(Recorded data)
◆ ◆ ◆

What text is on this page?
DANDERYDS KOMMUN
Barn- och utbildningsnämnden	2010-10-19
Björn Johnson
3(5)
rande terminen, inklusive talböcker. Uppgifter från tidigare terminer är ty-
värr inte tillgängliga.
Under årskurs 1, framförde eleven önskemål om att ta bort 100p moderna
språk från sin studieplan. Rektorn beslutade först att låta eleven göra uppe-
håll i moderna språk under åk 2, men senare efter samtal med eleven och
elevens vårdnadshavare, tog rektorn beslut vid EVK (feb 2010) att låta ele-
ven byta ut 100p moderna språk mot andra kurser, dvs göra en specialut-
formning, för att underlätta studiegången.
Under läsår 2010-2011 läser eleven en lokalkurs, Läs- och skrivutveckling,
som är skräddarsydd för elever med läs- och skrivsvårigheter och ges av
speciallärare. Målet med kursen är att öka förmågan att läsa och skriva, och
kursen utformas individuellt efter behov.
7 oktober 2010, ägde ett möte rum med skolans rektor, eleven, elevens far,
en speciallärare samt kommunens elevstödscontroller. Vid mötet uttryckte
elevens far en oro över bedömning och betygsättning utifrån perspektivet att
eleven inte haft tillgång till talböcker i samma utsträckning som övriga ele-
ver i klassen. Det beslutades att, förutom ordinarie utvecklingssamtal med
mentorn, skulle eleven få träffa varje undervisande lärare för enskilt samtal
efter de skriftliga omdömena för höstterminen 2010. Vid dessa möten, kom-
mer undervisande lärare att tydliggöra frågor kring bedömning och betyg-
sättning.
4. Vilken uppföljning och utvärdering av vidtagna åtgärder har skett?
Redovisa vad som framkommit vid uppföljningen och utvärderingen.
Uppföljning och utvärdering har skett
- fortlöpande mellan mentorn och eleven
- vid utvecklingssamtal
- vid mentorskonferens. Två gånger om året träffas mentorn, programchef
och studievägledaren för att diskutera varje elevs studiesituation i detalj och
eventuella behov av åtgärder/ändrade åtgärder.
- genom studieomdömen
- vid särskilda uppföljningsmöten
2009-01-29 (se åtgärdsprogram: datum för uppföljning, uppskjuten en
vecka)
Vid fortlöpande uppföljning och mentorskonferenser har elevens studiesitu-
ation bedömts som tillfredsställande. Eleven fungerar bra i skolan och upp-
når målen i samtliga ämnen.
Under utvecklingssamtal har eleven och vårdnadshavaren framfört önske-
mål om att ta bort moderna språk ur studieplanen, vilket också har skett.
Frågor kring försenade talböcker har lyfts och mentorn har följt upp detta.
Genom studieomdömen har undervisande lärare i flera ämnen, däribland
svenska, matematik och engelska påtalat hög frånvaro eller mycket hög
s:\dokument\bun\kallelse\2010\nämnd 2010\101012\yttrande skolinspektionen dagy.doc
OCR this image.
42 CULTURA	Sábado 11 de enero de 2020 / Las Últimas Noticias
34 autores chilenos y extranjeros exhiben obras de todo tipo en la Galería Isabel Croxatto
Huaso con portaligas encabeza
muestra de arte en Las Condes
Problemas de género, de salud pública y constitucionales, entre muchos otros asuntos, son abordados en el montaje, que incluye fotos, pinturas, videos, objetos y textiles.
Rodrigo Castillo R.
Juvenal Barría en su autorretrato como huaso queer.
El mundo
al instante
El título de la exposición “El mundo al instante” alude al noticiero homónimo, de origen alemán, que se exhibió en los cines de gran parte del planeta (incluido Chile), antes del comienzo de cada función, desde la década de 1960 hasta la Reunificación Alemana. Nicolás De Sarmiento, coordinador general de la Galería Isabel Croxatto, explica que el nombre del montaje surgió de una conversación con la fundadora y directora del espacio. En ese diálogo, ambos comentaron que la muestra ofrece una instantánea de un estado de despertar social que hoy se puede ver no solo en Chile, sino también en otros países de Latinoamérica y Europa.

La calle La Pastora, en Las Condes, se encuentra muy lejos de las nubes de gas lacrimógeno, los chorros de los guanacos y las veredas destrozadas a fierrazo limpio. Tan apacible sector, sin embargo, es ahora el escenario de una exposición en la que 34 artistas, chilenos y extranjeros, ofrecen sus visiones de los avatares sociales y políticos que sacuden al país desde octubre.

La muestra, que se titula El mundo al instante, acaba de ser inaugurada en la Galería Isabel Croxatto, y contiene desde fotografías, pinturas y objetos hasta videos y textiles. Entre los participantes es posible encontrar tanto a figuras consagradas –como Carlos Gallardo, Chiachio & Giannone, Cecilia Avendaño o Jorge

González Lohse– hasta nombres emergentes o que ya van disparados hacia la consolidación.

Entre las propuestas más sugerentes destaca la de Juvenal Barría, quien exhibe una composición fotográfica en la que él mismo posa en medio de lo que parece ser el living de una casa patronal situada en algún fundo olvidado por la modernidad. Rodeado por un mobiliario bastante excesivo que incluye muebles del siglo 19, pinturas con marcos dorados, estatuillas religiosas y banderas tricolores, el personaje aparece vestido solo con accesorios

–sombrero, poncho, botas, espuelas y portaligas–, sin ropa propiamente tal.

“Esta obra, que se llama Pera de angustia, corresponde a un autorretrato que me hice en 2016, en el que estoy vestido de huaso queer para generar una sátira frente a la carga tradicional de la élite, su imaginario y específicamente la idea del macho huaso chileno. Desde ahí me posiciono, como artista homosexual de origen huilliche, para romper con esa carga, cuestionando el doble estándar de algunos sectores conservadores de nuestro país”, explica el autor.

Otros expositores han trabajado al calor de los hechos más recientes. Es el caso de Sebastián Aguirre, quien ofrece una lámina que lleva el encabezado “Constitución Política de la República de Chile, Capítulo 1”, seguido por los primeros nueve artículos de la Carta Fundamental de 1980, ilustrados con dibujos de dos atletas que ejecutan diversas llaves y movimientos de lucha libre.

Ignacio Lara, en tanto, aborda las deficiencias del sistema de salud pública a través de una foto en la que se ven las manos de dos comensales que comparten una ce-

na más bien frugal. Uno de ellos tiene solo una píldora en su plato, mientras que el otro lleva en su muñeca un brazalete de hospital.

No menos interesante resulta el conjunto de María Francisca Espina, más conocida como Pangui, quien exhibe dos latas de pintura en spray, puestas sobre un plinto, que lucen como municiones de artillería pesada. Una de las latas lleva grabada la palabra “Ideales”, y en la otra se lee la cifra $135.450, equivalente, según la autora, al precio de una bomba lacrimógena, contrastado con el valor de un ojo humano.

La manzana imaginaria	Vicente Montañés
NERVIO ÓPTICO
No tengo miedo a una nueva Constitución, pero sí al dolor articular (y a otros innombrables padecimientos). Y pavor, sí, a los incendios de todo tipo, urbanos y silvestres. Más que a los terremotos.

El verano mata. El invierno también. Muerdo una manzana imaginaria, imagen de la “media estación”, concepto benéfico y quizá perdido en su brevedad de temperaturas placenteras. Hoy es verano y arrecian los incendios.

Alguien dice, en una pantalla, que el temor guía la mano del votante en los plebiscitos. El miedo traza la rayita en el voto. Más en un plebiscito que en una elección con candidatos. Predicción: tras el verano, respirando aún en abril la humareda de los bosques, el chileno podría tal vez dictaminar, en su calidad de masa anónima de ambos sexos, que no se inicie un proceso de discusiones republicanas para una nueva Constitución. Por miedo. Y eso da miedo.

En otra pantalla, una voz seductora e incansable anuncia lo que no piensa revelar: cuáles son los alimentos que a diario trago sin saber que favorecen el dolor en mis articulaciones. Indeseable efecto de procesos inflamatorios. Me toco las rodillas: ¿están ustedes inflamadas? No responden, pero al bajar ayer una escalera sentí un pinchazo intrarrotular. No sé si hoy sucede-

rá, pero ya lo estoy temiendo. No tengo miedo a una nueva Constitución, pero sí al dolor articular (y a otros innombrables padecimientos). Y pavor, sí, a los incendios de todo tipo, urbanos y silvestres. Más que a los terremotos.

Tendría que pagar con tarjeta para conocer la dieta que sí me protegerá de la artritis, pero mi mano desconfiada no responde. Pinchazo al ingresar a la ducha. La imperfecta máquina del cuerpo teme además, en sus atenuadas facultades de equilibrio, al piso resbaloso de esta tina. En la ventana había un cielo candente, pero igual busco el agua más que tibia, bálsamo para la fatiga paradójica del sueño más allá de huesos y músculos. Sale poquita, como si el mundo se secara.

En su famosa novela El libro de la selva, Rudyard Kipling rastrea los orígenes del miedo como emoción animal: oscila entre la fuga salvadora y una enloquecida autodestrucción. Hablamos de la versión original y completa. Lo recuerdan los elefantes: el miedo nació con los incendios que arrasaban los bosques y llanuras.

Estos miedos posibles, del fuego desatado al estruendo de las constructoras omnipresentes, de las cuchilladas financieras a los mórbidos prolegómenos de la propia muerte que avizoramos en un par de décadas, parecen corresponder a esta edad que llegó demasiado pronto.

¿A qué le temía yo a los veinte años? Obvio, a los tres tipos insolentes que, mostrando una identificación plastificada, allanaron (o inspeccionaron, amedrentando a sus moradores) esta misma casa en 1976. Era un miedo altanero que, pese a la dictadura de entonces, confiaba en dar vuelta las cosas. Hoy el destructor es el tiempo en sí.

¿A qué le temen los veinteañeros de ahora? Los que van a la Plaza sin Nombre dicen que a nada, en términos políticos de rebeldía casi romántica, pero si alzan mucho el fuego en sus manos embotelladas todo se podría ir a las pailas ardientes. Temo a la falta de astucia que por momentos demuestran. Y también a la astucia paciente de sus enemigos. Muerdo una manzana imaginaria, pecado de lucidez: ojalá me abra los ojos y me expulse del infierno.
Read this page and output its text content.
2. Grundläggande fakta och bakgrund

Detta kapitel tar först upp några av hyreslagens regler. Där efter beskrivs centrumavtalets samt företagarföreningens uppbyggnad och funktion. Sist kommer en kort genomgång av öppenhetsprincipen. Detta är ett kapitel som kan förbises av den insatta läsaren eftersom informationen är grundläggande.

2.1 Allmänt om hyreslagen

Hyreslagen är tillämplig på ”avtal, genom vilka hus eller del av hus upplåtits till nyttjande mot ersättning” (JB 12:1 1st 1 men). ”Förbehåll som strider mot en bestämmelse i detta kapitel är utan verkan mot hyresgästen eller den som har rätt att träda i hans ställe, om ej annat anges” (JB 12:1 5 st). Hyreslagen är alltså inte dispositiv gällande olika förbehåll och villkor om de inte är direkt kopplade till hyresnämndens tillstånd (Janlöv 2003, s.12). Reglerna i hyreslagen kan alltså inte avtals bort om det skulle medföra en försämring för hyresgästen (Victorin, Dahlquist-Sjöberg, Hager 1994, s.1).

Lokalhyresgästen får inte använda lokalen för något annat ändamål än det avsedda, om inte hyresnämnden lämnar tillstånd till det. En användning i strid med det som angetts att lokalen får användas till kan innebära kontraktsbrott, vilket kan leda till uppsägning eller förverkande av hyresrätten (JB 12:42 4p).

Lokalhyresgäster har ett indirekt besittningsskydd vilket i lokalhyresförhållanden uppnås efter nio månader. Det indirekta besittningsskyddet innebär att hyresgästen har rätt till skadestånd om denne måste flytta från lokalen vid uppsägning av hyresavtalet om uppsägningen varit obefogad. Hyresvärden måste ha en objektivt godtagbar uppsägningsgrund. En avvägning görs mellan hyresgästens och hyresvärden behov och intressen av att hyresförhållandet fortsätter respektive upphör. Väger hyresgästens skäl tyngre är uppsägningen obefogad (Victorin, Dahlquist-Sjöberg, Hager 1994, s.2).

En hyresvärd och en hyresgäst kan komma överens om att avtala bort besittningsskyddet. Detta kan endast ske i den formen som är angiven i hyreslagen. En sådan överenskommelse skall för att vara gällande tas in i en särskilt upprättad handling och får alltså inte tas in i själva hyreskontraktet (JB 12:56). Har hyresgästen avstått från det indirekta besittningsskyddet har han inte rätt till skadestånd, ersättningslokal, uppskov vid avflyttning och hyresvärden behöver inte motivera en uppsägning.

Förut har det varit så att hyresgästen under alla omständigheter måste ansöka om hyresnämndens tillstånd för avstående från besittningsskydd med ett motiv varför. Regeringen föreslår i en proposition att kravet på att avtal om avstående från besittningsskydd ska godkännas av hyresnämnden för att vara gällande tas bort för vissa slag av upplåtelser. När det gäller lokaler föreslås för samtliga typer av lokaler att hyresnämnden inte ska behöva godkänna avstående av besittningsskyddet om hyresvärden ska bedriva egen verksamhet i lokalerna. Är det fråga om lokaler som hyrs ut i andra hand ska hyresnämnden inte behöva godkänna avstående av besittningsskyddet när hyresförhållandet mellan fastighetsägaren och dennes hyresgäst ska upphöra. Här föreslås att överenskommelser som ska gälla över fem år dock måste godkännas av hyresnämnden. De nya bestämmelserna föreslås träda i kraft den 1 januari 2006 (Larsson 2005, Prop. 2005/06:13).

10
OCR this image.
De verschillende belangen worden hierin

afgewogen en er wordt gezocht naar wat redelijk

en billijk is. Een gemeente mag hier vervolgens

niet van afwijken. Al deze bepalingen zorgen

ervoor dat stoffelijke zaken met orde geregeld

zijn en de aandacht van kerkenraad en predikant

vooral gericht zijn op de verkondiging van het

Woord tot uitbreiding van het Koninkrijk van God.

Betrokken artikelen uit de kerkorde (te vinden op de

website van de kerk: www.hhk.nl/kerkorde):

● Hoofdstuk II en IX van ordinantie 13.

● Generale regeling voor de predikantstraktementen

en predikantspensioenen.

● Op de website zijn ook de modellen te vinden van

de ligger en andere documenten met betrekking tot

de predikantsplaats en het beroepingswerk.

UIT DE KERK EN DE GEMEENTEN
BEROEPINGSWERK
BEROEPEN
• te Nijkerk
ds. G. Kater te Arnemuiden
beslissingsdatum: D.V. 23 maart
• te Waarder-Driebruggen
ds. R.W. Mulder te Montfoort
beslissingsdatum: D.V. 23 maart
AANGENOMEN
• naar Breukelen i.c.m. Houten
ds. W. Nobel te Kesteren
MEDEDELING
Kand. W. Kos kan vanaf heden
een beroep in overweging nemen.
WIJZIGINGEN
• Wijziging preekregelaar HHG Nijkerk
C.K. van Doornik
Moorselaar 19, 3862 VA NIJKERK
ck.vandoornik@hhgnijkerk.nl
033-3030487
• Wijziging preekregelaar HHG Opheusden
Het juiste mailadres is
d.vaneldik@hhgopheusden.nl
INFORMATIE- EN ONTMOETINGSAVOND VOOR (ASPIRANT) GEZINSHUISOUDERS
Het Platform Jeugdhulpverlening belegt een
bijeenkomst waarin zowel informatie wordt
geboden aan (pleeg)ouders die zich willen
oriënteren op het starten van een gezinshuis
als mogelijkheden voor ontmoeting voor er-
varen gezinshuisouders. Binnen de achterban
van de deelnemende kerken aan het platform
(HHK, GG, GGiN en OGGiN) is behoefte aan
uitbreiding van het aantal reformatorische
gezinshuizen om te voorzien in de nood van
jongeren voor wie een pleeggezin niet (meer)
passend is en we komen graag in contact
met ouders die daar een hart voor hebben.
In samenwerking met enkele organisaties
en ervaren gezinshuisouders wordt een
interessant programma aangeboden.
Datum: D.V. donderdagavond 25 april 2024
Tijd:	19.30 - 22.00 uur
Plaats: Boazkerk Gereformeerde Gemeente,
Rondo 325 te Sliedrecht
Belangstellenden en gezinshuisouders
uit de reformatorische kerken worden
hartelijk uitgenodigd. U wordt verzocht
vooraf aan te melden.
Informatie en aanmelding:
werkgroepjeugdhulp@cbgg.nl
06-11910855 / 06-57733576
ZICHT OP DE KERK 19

◆ ◆ ◆

_What you need to do_
Please copy out each line in the entries that mentions the string "undervisande".

_Result below_
mentorn, skulle eleven få träffa varje undervisande lärare för enskilt samtal
mer undervisande lärare att tydliggöra frågor kring bedömning och betyg-
Genom studieomdömen har undervisande lärare i flera ämnen, däribland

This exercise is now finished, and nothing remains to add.